Chart and figure data:
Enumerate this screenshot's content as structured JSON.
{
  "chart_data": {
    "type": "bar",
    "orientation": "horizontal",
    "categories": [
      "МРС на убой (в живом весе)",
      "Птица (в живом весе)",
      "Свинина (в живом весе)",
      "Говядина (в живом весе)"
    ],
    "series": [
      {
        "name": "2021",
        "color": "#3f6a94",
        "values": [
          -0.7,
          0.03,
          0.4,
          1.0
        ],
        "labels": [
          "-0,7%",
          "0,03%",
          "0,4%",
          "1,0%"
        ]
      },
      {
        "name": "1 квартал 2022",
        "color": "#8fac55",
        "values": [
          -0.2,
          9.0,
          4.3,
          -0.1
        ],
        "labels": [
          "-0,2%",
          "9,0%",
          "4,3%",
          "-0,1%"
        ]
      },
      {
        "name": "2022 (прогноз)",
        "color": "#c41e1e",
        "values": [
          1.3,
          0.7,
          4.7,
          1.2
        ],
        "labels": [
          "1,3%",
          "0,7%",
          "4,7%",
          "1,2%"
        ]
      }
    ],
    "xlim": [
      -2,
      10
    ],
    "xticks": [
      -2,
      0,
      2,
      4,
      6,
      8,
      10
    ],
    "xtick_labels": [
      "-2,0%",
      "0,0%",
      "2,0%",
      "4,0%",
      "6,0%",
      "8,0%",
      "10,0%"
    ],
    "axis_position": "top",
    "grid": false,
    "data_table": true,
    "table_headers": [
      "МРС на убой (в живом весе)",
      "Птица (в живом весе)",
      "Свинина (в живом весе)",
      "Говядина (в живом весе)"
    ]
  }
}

» TASK REQUIREMENTS
Write the data back out verbatim.

» SOLVED PROBLEM
Enumerate this screenshot's content as structured JSON.
{
  "chart_data": {
    "type": "bar",
    "orientation": "horizontal",
    "categories": [
      "МРС на убой (в живом весе)",
      "Птица (в живом весе)",
      "Свинина (в живом весе)",
      "Говядина (в живом весе)"
    ],
    "series": [
      {
        "name": "2021",
        "color": "#3f6a94",
        "values": [
          -0.7,
          0.03,
          0.4,
          1.0
        ],
        "labels": [
          "-0,7%",
          "0,03%",
          "0,4%",
          "1,0%"
        ]
      },
      {
        "name": "1 квартал 2022",
        "color": "#8fac55",
        "values": [
          -0.2,
          9.0,
          4.3,
          -0.1
        ],
        "labels": [
          "-0,2%",
          "9,0%",
          "4,3%",
          "-0,1%"
        ]
      },
      {
        "name": "2022 (прогноз)",
        "color": "#c41e1e",
        "values": [
          1.3,
          0.7,
          4.7,
          1.2
        ],
        "labels": [
          "1,3%",
          "0,7%",
          "4,7%",
          "1,2%"
        ]
      }
    ],
    "xlim": [
      -2,
      10
    ],
    "xticks": [
      -2,
      0,
      2,
      4,
      6,
      8,
      10
    ],
    "xtick_labels": [
      "-2,0%",
      "0,0%",
      "2,0%",
      "4,0%",
      "6,0%",
      "8,0%",
      "10,0%"
    ],
    "axis_position": "top",
    "grid": false,
    "data_table": true,
    "table_headers": [
      "МРС на убой (в живом весе)",
      "Птица (в живом весе)",
      "Свинина (в живом весе)",
      "Говядина (в живом весе)"
    ]
  }
}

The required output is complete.